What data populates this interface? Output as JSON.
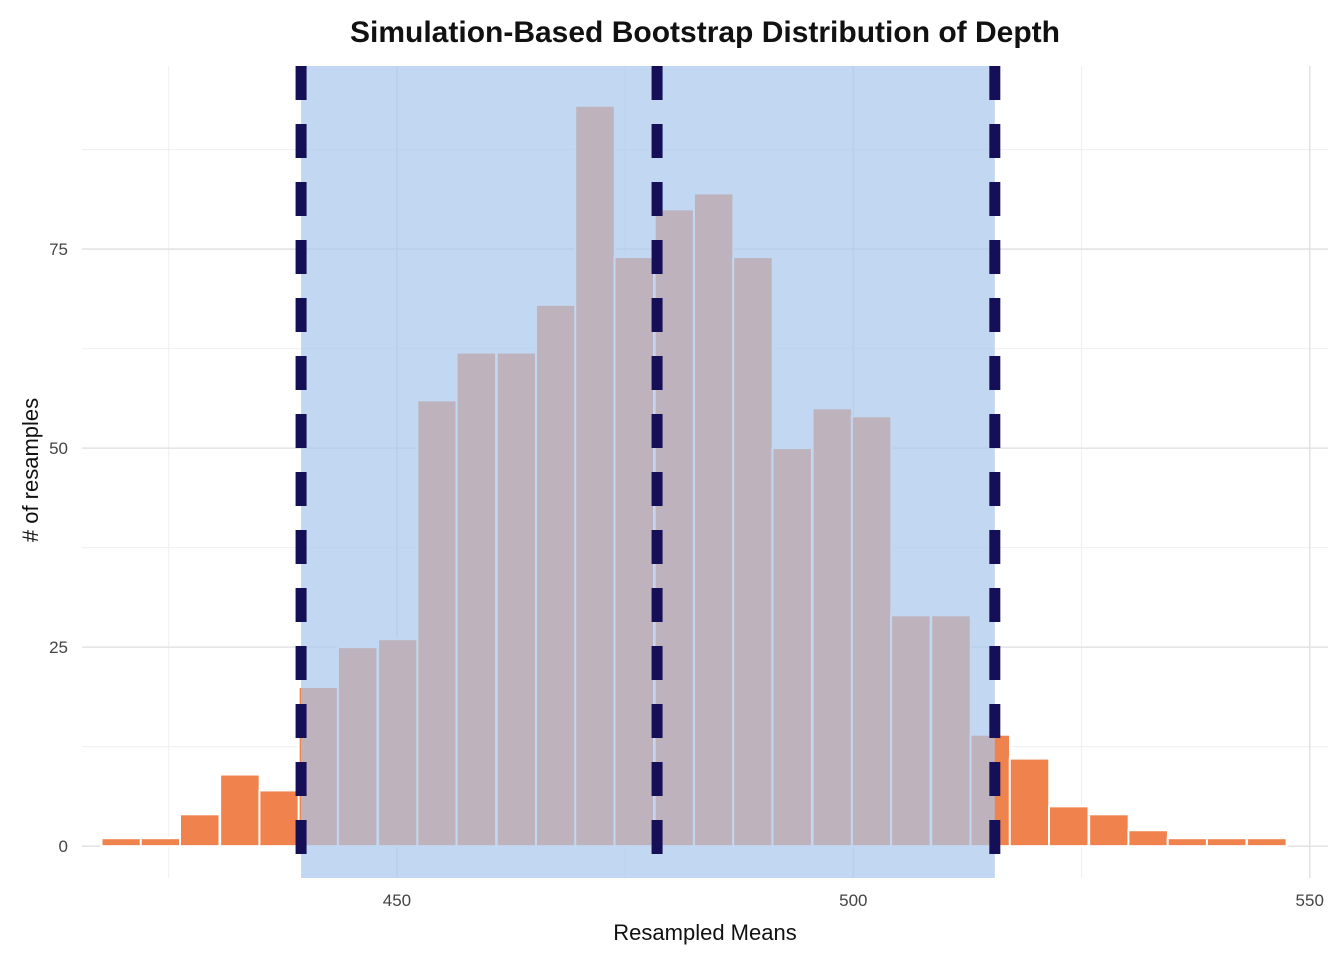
{
  "chart_data": {
    "type": "bar",
    "title": "Simulation-Based Bootstrap Distribution of Depth",
    "xlabel": "Resampled Means",
    "ylabel": "# of resamples",
    "xlim": [
      415.5,
      552
    ],
    "ylim": [
      -4,
      98
    ],
    "x_ticks": [
      450,
      500,
      550
    ],
    "y_ticks": [
      0,
      25,
      50,
      75
    ],
    "x_minor_gridlines": [
      425,
      475,
      525
    ],
    "y_minor_gridlines": [
      12.5,
      37.5,
      62.5,
      87.5
    ],
    "grid": true,
    "bin_width": 4.33,
    "bins": [
      {
        "x": 419.8,
        "count": 1
      },
      {
        "x": 424.1,
        "count": 1
      },
      {
        "x": 428.4,
        "count": 4
      },
      {
        "x": 432.8,
        "count": 9
      },
      {
        "x": 437.1,
        "count": 7
      },
      {
        "x": 441.4,
        "count": 20
      },
      {
        "x": 445.7,
        "count": 25
      },
      {
        "x": 450.1,
        "count": 26
      },
      {
        "x": 454.4,
        "count": 56
      },
      {
        "x": 458.7,
        "count": 62
      },
      {
        "x": 463.1,
        "count": 62
      },
      {
        "x": 467.4,
        "count": 68
      },
      {
        "x": 471.7,
        "count": 93
      },
      {
        "x": 476.0,
        "count": 74
      },
      {
        "x": 480.4,
        "count": 80
      },
      {
        "x": 484.7,
        "count": 82
      },
      {
        "x": 489.0,
        "count": 74
      },
      {
        "x": 493.3,
        "count": 50
      },
      {
        "x": 497.7,
        "count": 55
      },
      {
        "x": 502.0,
        "count": 54
      },
      {
        "x": 506.3,
        "count": 29
      },
      {
        "x": 510.7,
        "count": 29
      },
      {
        "x": 515.0,
        "count": 14
      },
      {
        "x": 519.3,
        "count": 11
      },
      {
        "x": 523.6,
        "count": 5
      },
      {
        "x": 528.0,
        "count": 4
      },
      {
        "x": 532.3,
        "count": 2
      },
      {
        "x": 536.6,
        "count": 1
      },
      {
        "x": 540.9,
        "count": 1
      },
      {
        "x": 545.3,
        "count": 1
      }
    ],
    "confidence_interval": {
      "lower": 439.5,
      "upper": 515.5
    },
    "point_estimate": 478.5,
    "colors": {
      "bar": "#f0834d",
      "shade": "#a8c8ec",
      "line": "#140f56",
      "grid_major": "#e3e3e3",
      "grid_minor": "#efefef",
      "bar_outline": "#ffffff"
    }
  }
}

### What to do
Exclude the pictures and repeat every other part of the records word for word.

### Task answer
What data populates this interface? Output as JSON.
{
  "chart_data": {
    "type": "bar",
    "title": "Simulation-Based Bootstrap Distribution of Depth",
    "xlabel": "Resampled Means",
    "ylabel": "# of resamples",
    "xlim": [
      415.5,
      552
    ],
    "ylim": [
      -4,
      98
    ],
    "x_ticks": [
      450,
      500,
      550
    ],
    "y_ticks": [
      0,
      25,
      50,
      75
    ],
    "x_minor_gridlines": [
      425,
      475,
      525
    ],
    "y_minor_gridlines": [
      12.5,
      37.5,
      62.5,
      87.5
    ],
    "grid": true,
    "bin_width": 4.33,
    "bins": [
      {
        "x": 419.8,
        "count": 1
      },
      {
        "x": 424.1,
        "count": 1
      },
      {
        "x": 428.4,
        "count": 4
      },
      {
        "x": 432.8,
        "count": 9
      },
      {
        "x": 437.1,
        "count": 7
      },
      {
        "x": 441.4,
        "count": 20
      },
      {
        "x": 445.7,
        "count": 25
      },
      {
        "x": 450.1,
        "count": 26
      },
      {
        "x": 454.4,
        "count": 56
      },
      {
        "x": 458.7,
        "count": 62
      },
      {
        "x": 463.1,
        "count": 62
      },
      {
        "x": 467.4,
        "count": 68
      },
      {
        "x": 471.7,
        "count": 93
      },
      {
        "x": 476.0,
        "count": 74
      },
      {
        "x": 480.4,
        "count": 80
      },
      {
        "x": 484.7,
        "count": 82
      },
      {
        "x": 489.0,
        "count": 74
      },
      {
        "x": 493.3,
        "count": 50
      },
      {
        "x": 497.7,
        "count": 55
      },
      {
        "x": 502.0,
        "count": 54
      },
      {
        "x": 506.3,
        "count": 29
      },
      {
        "x": 510.7,
        "count": 29
      },
      {
        "x": 515.0,
        "count": 14
      },
      {
        "x": 519.3,
        "count": 11
      },
      {
        "x": 523.6,
        "count": 5
      },
      {
        "x": 528.0,
        "count": 4
      },
      {
        "x": 532.3,
        "count": 2
      },
      {
        "x": 536.6,
        "count": 1
      },
      {
        "x": 540.9,
        "count": 1
      },
      {
        "x": 545.3,
        "count": 1
      }
    ],
    "confidence_interval": {
      "lower": 439.5,
      "upper": 515.5
    },
    "point_estimate": 478.5,
    "colors": {
      "bar": "#f0834d",
      "shade": "#a8c8ec",
      "line": "#140f56",
      "grid_major": "#e3e3e3",
      "grid_minor": "#efefef",
      "bar_outline": "#ffffff"
    }
  }
}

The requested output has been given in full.